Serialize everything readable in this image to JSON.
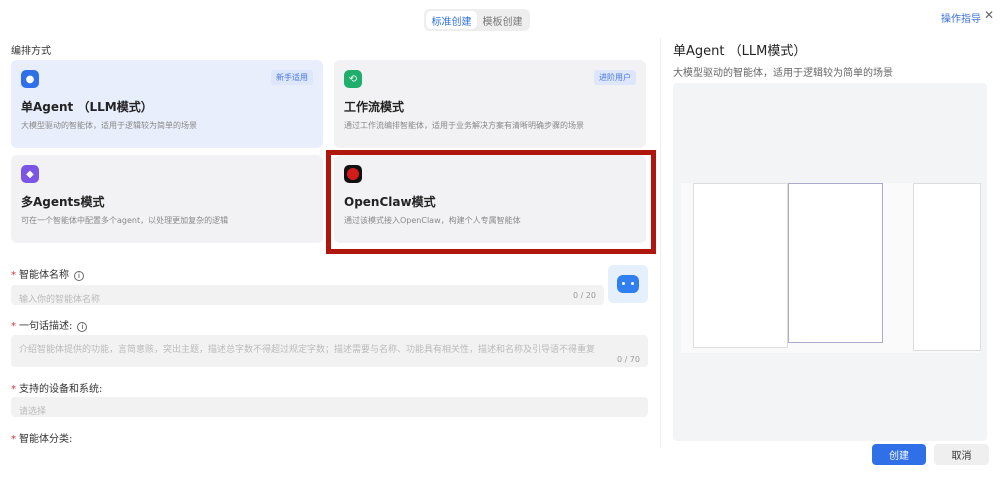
{
  "tabs": [
    {
      "label": "标准创建",
      "active": true
    },
    {
      "label": "模板创建",
      "active": false
    }
  ],
  "header": {
    "guide_label": "操作指导",
    "close_icon": "close-icon"
  },
  "section_title": "编排方式",
  "modes": [
    {
      "title": "单Agent （LLM模式）",
      "desc": "大模型驱动的智能体，适用于逻辑较为简单的场景",
      "badge": "新手适用",
      "icon": "robot-icon",
      "color": "#2f6fe8",
      "selected": true
    },
    {
      "title": "工作流模式",
      "desc": "通过工作流编排智能体，适用于业务解决方案有清晰明确步骤的场景",
      "badge": "进阶用户",
      "icon": "workflow-icon",
      "color": "#1fae6b"
    },
    {
      "title": "多Agents模式",
      "desc": "可在一个智能体中配置多个agent，以处理更加复杂的逻辑",
      "icon": "cube-icon",
      "color": "#7b55e6"
    },
    {
      "title": "OpenClaw模式",
      "desc": "通过该模式接入OpenClaw，构建个人专属智能体",
      "icon": "openclaw-icon",
      "color": "#d41b1b",
      "highlighted": true
    }
  ],
  "form": {
    "name_label": "智能体名称",
    "name_placeholder": "输入你的智能体名称",
    "name_count": "0 / 20",
    "desc_label": "一句话描述:",
    "desc_placeholder": "介绍智能体提供的功能，言简意赅，突出主题，描述总字数不得超过规定字数；描述需要与名称、功能具有相关性，描述和名称及引导语不得重复",
    "desc_count": "0 / 70",
    "device_label": "支持的设备和系统:",
    "device_placeholder": "请选择",
    "category_label": "智能体分类:"
  },
  "preview": {
    "title": "单Agent （LLM模式）",
    "desc": "大模型驱动的智能体，适用于逻辑较为简单的场景"
  },
  "footer": {
    "create_label": "创建",
    "cancel_label": "取消"
  },
  "colors": {
    "accent": "#2f6fe0",
    "highlight_box": "#b0170c"
  }
}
_ _ _ _
__Aim of the task__:
Write out the entries above verbatim; the pictures do not belong in your copy.

__Reply__:
Serialize everything readable in this image to JSON.
{
  "tabs": [
    {
      "label": "标准创建",
      "active": true
    },
    {
      "label": "模板创建",
      "active": false
    }
  ],
  "header": {
    "guide_label": "操作指导",
    "close_icon": "close-icon"
  },
  "section_title": "编排方式",
  "modes": [
    {
      "title": "单Agent （LLM模式）",
      "desc": "大模型驱动的智能体，适用于逻辑较为简单的场景",
      "badge": "新手适用",
      "icon": "robot-icon",
      "color": "#2f6fe8",
      "selected": true
    },
    {
      "title": "工作流模式",
      "desc": "通过工作流编排智能体，适用于业务解决方案有清晰明确步骤的场景",
      "badge": "进阶用户",
      "icon": "workflow-icon",
      "color": "#1fae6b"
    },
    {
      "title": "多Agents模式",
      "desc": "可在一个智能体中配置多个agent，以处理更加复杂的逻辑",
      "icon": "cube-icon",
      "color": "#7b55e6"
    },
    {
      "title": "OpenClaw模式",
      "desc": "通过该模式接入OpenClaw，构建个人专属智能体",
      "icon": "openclaw-icon",
      "color": "#d41b1b",
      "highlighted": true
    }
  ],
  "form": {
    "name_label": "智能体名称",
    "name_placeholder": "输入你的智能体名称",
    "name_count": "0 / 20",
    "desc_label": "一句话描述:",
    "desc_placeholder": "介绍智能体提供的功能，言简意赅，突出主题，描述总字数不得超过规定字数；描述需要与名称、功能具有相关性，描述和名称及引导语不得重复",
    "desc_count": "0 / 70",
    "device_label": "支持的设备和系统:",
    "device_placeholder": "请选择",
    "category_label": "智能体分类:"
  },
  "preview": {
    "title": "单Agent （LLM模式）",
    "desc": "大模型驱动的智能体，适用于逻辑较为简单的场景"
  },
  "footer": {
    "create_label": "创建",
    "cancel_label": "取消"
  },
  "colors": {
    "accent": "#2f6fe0",
    "highlight_box": "#b0170c"
  }
}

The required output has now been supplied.